== WHAT TO DO ==
Produce an exact copy of all the records.

== STORED RECORDS ==

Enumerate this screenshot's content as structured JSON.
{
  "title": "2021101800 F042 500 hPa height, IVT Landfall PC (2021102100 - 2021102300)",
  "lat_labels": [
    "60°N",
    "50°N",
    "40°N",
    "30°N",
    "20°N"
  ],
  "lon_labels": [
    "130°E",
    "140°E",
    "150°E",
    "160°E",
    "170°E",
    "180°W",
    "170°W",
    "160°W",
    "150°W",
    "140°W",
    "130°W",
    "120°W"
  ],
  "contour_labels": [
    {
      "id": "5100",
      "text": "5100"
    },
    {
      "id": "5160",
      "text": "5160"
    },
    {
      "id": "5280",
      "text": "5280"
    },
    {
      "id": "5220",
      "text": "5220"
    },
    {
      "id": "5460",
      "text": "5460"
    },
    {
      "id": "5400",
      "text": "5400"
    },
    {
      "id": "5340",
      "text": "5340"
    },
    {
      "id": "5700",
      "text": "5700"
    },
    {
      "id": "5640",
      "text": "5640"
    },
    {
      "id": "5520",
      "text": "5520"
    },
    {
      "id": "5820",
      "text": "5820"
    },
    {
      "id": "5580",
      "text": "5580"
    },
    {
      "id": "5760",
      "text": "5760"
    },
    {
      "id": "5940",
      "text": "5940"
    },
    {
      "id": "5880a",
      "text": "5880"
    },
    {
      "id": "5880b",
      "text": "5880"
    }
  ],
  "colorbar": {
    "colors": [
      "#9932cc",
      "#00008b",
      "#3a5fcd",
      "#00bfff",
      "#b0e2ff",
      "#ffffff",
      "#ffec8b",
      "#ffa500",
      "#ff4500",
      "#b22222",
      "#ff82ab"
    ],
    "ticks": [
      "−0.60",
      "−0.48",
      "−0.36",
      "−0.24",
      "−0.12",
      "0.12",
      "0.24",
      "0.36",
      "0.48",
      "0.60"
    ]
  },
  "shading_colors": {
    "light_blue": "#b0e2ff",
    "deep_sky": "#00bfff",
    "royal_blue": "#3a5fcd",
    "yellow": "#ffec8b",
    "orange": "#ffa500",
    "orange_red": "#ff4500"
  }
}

== SOLUTION FOR THIS EXERCISE ==
Enumerate this screenshot's content as structured JSON.
{
  "title": "2021101800 F042 500 hPa height, IVT Landfall PC (2021102100 - 2021102300)",
  "lat_labels": [
    "60°N",
    "50°N",
    "40°N",
    "30°N",
    "20°N"
  ],
  "lon_labels": [
    "130°E",
    "140°E",
    "150°E",
    "160°E",
    "170°E",
    "180°W",
    "170°W",
    "160°W",
    "150°W",
    "140°W",
    "130°W",
    "120°W"
  ],
  "contour_labels": [
    {
      "id": "5100",
      "text": "5100"
    },
    {
      "id": "5160",
      "text": "5160"
    },
    {
      "id": "5280",
      "text": "5280"
    },
    {
      "id": "5220",
      "text": "5220"
    },
    {
      "id": "5460",
      "text": "5460"
    },
    {
      "id": "5400",
      "text": "5400"
    },
    {
      "id": "5340",
      "text": "5340"
    },
    {
      "id": "5700",
      "text": "5700"
    },
    {
      "id": "5640",
      "text": "5640"
    },
    {
      "id": "5520",
      "text": "5520"
    },
    {
      "id": "5820",
      "text": "5820"
    },
    {
      "id": "5580",
      "text": "5580"
    },
    {
      "id": "5760",
      "text": "5760"
    },
    {
      "id": "5940",
      "text": "5940"
    },
    {
      "id": "5880a",
      "text": "5880"
    },
    {
      "id": "5880b",
      "text": "5880"
    }
  ],
  "colorbar": {
    "colors": [
      "#9932cc",
      "#00008b",
      "#3a5fcd",
      "#00bfff",
      "#b0e2ff",
      "#ffffff",
      "#ffec8b",
      "#ffa500",
      "#ff4500",
      "#b22222",
      "#ff82ab"
    ],
    "ticks": [
      "−0.60",
      "−0.48",
      "−0.36",
      "−0.24",
      "−0.12",
      "0.12",
      "0.24",
      "0.36",
      "0.48",
      "0.60"
    ]
  },
  "shading_colors": {
    "light_blue": "#b0e2ff",
    "deep_sky": "#00bfff",
    "royal_blue": "#3a5fcd",
    "yellow": "#ffec8b",
    "orange": "#ffa500",
    "orange_red": "#ff4500"
  }
}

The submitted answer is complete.